> Teks Bacaan
=-=-=-=-=

"Travel has a way of stretching the mind. The stretch comes not from travel's immediate rewards, the inevitable myriad new sights, smells and sounds, but with experiencing firsthand how others do differently what we believed to be the right and only way."
- Ralph Crawshaw -
Bandara Sultan Iskandar Muda |
Perjalanan saya pada kesempatan ini akan mengunjungi sebuah propinsi yang terletak di ujung barat Indonesia. Propinsi ke-14 yang akan saya jelajahi walaupun tidak semua sisi wilayahnya. Namun, setidaknya mampu merepresentatifkan keindahan propinsi tersebut. Setiap propinsi memiliki kesan tersendiri bagi saya, dan kali ini Nangroe Aceh Darusallam yang mampu membuat saya terkesima.
Kesan pertama yang saya lihat dari Aceh ketika menapakkan kaki di bandara Internasional Sultan Iskandar Muda di kota Banda Aceh. Bandara yang baru direnovasi, besar, bersih, terlihat megah, arsitekturnya mengadopsi unsur-unsur islami dan mendengarkan lantunan musik islami dari pengeras suaranya. Tidak salah jika propinsi ini dijuluki dengan Serambi Mekkah.

=-=-=-=-=

> Cuplikan Data
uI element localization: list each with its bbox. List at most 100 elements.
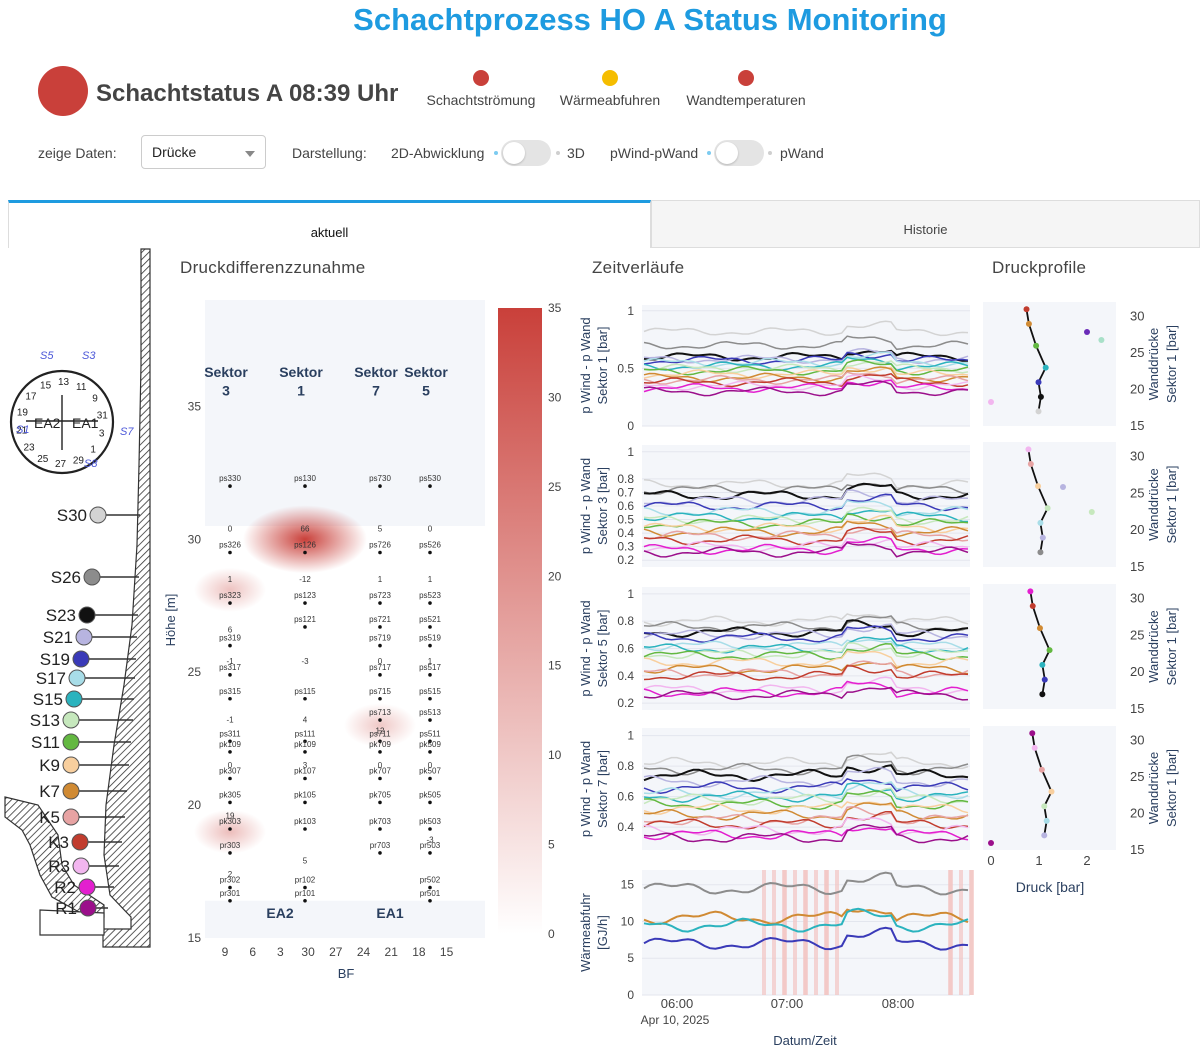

=-=-=-=-=

> Ketentuan Latihan
1 - Tulis ulang bagian teks bacaan yang dibuka dengan kata-kata "Kesan pertama yang" dan ditutup dengan "dengan Serambi Mekkah.", lalu ganti kata "megah" dengan "mewah".
2 - Jawablah pertanyaan berikut berdasarkan teks bacaan.
(a) Aceh merupakan propinsi ke berapa yang dijelajahi penulis?
(b) Di kota mana Bandara Internasional Sultan Iskandar Muda berada?
(c) Apa julukan propinsi tersebut?
Materi tersebut berdiri sendiri dan terpisah dari teks bacaan.

> Kunci Jawaban
1 -
Kesan pertama yang saya lihat dari Aceh ketika menapakkan kaki di bandara Internasional Sultan Iskandar Muda di kota Banda Aceh. Bandara yang baru direnovasi, besar, bersih, terlihat mewah, arsitekturnya mengadopsi unsur-unsur islami dan mendengarkan lantunan musik islami dari pengeras suaranya. Tidak salah jika propinsi ini dijuluki dengan Serambi Mekkah.

2 -
(a) Propinsi ke-14.
(b) Di kota Banda Aceh.
(c) Serambi Mekkah.